[Collection entries]
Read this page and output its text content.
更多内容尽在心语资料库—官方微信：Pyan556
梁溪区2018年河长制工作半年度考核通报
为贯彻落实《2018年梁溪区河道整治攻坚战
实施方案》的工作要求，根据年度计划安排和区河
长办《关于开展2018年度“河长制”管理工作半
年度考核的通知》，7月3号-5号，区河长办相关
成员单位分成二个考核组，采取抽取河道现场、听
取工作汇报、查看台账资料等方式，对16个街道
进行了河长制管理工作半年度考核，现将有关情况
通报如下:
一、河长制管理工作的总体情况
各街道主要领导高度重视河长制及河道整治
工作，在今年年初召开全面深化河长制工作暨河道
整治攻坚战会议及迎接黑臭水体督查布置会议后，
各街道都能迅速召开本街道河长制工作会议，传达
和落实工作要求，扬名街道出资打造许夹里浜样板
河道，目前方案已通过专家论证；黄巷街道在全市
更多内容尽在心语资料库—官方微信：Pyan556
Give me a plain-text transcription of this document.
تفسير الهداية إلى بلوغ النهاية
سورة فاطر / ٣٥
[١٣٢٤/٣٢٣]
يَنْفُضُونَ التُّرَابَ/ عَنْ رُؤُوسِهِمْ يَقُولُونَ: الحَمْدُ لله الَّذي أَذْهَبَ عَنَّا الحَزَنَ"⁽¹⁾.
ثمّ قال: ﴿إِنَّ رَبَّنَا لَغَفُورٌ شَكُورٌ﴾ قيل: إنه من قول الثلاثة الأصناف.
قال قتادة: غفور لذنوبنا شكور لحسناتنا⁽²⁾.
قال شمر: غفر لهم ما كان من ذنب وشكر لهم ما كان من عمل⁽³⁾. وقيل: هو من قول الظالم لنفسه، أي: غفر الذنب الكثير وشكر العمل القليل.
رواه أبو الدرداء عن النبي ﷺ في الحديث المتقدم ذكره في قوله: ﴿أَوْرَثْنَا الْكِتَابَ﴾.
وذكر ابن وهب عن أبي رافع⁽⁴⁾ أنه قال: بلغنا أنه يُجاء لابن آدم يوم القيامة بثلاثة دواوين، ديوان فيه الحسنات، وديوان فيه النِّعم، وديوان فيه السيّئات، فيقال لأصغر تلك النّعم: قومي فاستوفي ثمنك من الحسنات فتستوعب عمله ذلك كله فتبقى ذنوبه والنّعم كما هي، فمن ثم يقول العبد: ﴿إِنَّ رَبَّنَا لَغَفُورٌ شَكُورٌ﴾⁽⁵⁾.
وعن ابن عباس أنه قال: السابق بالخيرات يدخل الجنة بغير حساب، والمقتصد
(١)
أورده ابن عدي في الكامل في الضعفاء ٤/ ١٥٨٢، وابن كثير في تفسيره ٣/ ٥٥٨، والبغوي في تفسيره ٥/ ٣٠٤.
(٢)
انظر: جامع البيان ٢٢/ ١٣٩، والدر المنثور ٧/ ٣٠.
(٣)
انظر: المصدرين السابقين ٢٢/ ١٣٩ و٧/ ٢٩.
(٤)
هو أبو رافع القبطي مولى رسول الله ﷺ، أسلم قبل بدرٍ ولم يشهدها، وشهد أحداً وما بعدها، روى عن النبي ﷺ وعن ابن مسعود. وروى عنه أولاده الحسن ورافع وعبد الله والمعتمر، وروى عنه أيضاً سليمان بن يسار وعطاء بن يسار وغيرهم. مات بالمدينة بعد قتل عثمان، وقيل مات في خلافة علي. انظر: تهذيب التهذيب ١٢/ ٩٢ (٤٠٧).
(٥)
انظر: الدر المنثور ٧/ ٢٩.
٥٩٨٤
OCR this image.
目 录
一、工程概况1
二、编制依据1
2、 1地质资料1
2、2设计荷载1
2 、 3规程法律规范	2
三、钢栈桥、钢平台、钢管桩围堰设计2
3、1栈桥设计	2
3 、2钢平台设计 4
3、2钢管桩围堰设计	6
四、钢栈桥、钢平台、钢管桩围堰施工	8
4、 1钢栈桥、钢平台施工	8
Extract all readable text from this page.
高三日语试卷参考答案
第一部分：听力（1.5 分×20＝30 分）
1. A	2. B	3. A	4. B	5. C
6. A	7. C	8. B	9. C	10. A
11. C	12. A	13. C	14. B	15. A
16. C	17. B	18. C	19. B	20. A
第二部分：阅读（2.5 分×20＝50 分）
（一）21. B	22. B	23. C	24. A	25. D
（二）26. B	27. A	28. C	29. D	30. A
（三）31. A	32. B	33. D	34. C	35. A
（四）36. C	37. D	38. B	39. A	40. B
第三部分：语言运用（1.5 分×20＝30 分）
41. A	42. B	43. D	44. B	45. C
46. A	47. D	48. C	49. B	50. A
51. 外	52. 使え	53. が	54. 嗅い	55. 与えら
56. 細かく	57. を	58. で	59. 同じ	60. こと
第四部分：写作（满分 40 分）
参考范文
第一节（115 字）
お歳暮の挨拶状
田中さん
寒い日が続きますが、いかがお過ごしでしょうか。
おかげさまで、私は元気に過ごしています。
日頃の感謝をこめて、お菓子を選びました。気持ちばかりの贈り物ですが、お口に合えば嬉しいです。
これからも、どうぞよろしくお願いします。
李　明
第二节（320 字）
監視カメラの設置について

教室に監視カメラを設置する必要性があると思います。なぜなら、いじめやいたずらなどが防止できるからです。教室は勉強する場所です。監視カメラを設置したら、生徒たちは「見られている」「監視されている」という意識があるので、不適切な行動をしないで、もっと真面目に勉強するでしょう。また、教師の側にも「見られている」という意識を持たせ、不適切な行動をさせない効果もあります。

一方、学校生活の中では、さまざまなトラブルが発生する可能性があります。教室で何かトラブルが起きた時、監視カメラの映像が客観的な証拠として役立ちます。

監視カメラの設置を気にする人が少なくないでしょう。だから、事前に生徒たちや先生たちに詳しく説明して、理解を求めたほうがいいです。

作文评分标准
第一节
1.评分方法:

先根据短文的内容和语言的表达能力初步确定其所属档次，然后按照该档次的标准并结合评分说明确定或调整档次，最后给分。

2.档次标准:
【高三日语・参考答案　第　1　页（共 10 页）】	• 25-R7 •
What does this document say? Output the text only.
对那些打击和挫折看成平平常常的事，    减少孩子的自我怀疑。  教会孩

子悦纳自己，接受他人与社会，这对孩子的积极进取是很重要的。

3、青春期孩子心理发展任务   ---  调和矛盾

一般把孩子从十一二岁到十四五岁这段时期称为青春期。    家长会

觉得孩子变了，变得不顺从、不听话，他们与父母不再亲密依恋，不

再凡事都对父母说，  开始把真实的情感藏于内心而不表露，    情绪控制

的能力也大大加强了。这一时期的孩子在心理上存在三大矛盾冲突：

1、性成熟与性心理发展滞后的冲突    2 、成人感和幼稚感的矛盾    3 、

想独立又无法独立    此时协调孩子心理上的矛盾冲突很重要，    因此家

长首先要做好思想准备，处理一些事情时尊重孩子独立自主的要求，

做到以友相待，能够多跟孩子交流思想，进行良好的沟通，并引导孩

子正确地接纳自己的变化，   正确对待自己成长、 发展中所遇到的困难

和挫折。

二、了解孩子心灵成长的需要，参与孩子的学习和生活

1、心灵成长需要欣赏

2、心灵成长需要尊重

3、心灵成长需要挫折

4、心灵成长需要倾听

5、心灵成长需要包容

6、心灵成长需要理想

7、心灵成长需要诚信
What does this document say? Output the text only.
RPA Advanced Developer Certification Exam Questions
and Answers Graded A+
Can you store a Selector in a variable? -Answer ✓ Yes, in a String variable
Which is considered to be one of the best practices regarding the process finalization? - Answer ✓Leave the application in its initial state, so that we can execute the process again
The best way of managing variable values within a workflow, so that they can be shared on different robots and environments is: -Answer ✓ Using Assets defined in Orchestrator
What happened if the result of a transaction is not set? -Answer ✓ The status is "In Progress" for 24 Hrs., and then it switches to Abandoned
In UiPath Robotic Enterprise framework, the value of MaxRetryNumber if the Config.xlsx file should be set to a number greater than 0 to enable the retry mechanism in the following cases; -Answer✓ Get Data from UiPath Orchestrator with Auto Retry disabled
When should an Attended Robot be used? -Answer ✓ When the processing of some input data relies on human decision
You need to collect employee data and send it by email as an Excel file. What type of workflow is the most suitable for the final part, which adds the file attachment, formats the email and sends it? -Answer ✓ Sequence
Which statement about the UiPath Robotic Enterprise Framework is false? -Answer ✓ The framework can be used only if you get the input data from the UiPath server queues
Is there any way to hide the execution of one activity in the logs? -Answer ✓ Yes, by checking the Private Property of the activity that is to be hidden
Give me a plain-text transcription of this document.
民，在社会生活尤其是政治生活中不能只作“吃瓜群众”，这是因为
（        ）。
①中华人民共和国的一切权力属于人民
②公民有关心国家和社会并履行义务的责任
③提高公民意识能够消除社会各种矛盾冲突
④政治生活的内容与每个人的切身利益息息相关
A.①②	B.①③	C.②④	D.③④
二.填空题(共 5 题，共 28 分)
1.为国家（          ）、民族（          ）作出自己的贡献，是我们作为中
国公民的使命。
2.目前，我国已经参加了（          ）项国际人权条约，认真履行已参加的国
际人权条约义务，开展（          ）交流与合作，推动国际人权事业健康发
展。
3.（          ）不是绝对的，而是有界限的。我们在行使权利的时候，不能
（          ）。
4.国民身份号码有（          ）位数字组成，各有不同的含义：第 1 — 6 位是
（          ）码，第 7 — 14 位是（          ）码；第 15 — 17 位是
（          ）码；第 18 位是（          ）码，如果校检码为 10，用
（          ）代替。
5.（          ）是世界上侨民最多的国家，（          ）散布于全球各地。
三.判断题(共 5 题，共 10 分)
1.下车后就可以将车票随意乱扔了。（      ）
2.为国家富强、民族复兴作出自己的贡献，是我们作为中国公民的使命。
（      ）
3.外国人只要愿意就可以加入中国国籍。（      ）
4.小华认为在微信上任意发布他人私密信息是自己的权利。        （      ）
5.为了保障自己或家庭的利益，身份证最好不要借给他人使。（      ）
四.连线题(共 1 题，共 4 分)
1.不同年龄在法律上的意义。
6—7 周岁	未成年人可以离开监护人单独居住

◆ **Request**:
Work out how many lines in the records above contain the word "UiPath", and reply with that number alone.

◆ **Result of the exercise**:
2